Records shown:
▽
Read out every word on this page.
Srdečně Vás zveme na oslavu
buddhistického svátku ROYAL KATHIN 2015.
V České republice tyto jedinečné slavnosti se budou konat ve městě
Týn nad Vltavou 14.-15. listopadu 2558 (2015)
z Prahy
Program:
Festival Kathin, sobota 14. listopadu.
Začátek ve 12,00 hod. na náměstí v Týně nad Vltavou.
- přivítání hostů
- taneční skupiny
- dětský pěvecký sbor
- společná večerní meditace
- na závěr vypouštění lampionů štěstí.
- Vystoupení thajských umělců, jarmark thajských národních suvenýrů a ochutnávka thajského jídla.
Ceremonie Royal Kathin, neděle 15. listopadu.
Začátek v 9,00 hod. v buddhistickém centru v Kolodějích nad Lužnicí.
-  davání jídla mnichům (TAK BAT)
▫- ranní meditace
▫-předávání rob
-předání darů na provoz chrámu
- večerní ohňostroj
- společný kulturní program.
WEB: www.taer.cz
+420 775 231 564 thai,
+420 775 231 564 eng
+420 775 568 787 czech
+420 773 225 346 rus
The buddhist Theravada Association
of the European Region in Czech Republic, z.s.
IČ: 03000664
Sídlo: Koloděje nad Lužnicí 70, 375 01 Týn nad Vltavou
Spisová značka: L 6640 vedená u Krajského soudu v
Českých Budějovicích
△
Aim of the exercise:
Every line of the material must be returned exactly as it appears.

Exercise response:
Read out every word on this page.
Srdečně Vás zveme na oslavu
buddhistického svátku ROYAL KATHIN 2015.
V České republice tyto jedinečné slavnosti se budou konat ve městě
Týn nad Vltavou 14.-15. listopadu 2558 (2015)
z Prahy
Program:
Festival Kathin, sobota 14. listopadu.
Začátek ve 12,00 hod. na náměstí v Týně nad Vltavou.
- přivítání hostů
- taneční skupiny
- dětský pěvecký sbor
- společná večerní meditace
- na závěr vypouštění lampionů štěstí.
- Vystoupení thajských umělců, jarmark thajských národních suvenýrů a ochutnávka thajského jídla.
Ceremonie Royal Kathin, neděle 15. listopadu.
Začátek v 9,00 hod. v buddhistickém centru v Kolodějích nad Lužnicí.
-  davání jídla mnichům (TAK BAT)
▫- ranní meditace
▫-předávání rob
-předání darů na provoz chrámu
- večerní ohňostroj
- společný kulturní program.
WEB: www.taer.cz
+420 775 231 564 thai,
+420 775 231 564 eng
+420 775 568 787 czech
+420 773 225 346 rus
The buddhist Theravada Association
of the European Region in Czech Republic, z.s.
IČ: 03000664
Sídlo: Koloděje nad Lužnicí 70, 375 01 Týn nad Vltavou
Spisová značka: L 6640 vedená u Krajského soudu v
Českých Budějovicích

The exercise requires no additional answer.